▸ **Stated exercise**
Retype every entry word for word.

▸ **Source data**
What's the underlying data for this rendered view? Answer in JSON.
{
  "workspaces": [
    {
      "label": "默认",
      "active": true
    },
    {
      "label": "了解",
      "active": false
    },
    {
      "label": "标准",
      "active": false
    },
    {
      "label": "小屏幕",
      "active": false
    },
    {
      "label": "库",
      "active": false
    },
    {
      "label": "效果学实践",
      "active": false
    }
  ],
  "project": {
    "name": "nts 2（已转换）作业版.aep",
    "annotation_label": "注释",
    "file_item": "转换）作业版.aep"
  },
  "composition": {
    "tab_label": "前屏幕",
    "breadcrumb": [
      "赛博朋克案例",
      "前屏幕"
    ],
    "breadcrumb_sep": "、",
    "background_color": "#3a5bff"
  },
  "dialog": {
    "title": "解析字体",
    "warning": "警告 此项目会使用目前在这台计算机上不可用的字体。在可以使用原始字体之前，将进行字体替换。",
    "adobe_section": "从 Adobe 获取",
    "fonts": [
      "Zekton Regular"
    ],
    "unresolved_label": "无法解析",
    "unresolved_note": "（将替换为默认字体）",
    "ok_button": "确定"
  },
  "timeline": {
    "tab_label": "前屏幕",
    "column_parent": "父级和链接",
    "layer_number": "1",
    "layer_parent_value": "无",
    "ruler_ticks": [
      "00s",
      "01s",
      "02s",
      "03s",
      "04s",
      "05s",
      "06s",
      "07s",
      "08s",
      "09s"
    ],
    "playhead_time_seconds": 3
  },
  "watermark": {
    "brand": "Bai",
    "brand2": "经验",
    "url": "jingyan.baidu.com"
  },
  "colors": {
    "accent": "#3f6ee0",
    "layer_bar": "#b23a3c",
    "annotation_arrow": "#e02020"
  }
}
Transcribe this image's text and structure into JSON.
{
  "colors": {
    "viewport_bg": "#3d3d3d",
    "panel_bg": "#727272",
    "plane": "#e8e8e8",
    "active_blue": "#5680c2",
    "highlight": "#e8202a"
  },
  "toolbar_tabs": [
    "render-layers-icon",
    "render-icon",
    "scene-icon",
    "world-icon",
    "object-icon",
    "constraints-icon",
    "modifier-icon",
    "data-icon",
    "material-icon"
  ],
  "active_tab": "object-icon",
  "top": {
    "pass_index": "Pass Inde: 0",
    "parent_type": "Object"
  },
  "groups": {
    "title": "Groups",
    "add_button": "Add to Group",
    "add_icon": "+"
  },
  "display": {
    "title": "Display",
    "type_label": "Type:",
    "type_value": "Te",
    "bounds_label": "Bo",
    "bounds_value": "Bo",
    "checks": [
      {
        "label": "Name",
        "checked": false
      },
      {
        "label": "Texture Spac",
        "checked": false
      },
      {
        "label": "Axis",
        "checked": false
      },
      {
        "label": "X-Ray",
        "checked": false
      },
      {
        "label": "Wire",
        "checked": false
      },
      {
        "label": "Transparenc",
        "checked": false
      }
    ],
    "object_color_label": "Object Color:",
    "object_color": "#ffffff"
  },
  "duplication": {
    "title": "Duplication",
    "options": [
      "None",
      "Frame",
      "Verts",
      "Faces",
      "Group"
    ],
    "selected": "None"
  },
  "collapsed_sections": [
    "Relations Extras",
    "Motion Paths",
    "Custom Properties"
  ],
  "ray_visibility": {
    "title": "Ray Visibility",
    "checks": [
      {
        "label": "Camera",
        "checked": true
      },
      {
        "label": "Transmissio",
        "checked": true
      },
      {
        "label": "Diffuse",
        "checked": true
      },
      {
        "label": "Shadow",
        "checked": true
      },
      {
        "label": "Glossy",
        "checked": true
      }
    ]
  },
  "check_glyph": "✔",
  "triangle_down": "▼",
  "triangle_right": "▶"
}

▸ **Answer to this problem**
What's the underlying data for this rendered view? Answer in JSON.
{
  "workspaces": [
    {
      "label": "默认",
      "active": true
    },
    {
      "label": "了解",
      "active": false
    },
    {
      "label": "标准",
      "active": false
    },
    {
      "label": "小屏幕",
      "active": false
    },
    {
      "label": "库",
      "active": false
    },
    {
      "label": "效果学实践",
      "active": false
    }
  ],
  "project": {
    "name": "nts 2（已转换）作业版.aep",
    "annotation_label": "注释",
    "file_item": "转换）作业版.aep"
  },
  "composition": {
    "tab_label": "前屏幕",
    "breadcrumb": [
      "赛博朋克案例",
      "前屏幕"
    ],
    "breadcrumb_sep": "、",
    "background_color": "#3a5bff"
  },
  "dialog": {
    "title": "解析字体",
    "warning": "警告 此项目会使用目前在这台计算机上不可用的字体。在可以使用原始字体之前，将进行字体替换。",
    "adobe_section": "从 Adobe 获取",
    "fonts": [
      "Zekton Regular"
    ],
    "unresolved_label": "无法解析",
    "unresolved_note": "（将替换为默认字体）",
    "ok_button": "确定"
  },
  "timeline": {
    "tab_label": "前屏幕",
    "column_parent": "父级和链接",
    "layer_number": "1",
    "layer_parent_value": "无",
    "ruler_ticks": [
      "00s",
      "01s",
      "02s",
      "03s",
      "04s",
      "05s",
      "06s",
      "07s",
      "08s",
      "09s"
    ],
    "playhead_time_seconds": 3
  },
  "watermark": {
    "brand": "Bai",
    "brand2": "经验",
    "url": "jingyan.baidu.com"
  },
  "colors": {
    "accent": "#3f6ee0",
    "layer_bar": "#b23a3c",
    "annotation_arrow": "#e02020"
  }
}
Transcribe this image's text and structure into JSON.
{
  "colors": {
    "viewport_bg": "#3d3d3d",
    "panel_bg": "#727272",
    "plane": "#e8e8e8",
    "active_blue": "#5680c2",
    "highlight": "#e8202a"
  },
  "toolbar_tabs": [
    "render-layers-icon",
    "render-icon",
    "scene-icon",
    "world-icon",
    "object-icon",
    "constraints-icon",
    "modifier-icon",
    "data-icon",
    "material-icon"
  ],
  "active_tab": "object-icon",
  "top": {
    "pass_index": "Pass Inde: 0",
    "parent_type": "Object"
  },
  "groups": {
    "title": "Groups",
    "add_button": "Add to Group",
    "add_icon": "+"
  },
  "display": {
    "title": "Display",
    "type_label": "Type:",
    "type_value": "Te",
    "bounds_label": "Bo",
    "bounds_value": "Bo",
    "checks": [
      {
        "label": "Name",
        "checked": false
      },
      {
        "label": "Texture Spac",
        "checked": false
      },
      {
        "label": "Axis",
        "checked": false
      },
      {
        "label": "X-Ray",
        "checked": false
      },
      {
        "label": "Wire",
        "checked": false
      },
      {
        "label": "Transparenc",
        "checked": false
      }
    ],
    "object_color_label": "Object Color:",
    "object_color": "#ffffff"
  },
  "duplication": {
    "title": "Duplication",
    "options": [
      "None",
      "Frame",
      "Verts",
      "Faces",
      "Group"
    ],
    "selected": "None"
  },
  "collapsed_sections": [
    "Relations Extras",
    "Motion Paths",
    "Custom Properties"
  ],
  "ray_visibility": {
    "title": "Ray Visibility",
    "checks": [
      {
        "label": "Camera",
        "checked": true
      },
      {
        "label": "Transmissio",
        "checked": true
      },
      {
        "label": "Diffuse",
        "checked": true
      },
      {
        "label": "Shadow",
        "checked": true
      },
      {
        "label": "Glossy",
        "checked": true
      }
    ]
  },
  "check_glyph": "✔",
  "triangle_down": "▼",
  "triangle_right": "▶"
}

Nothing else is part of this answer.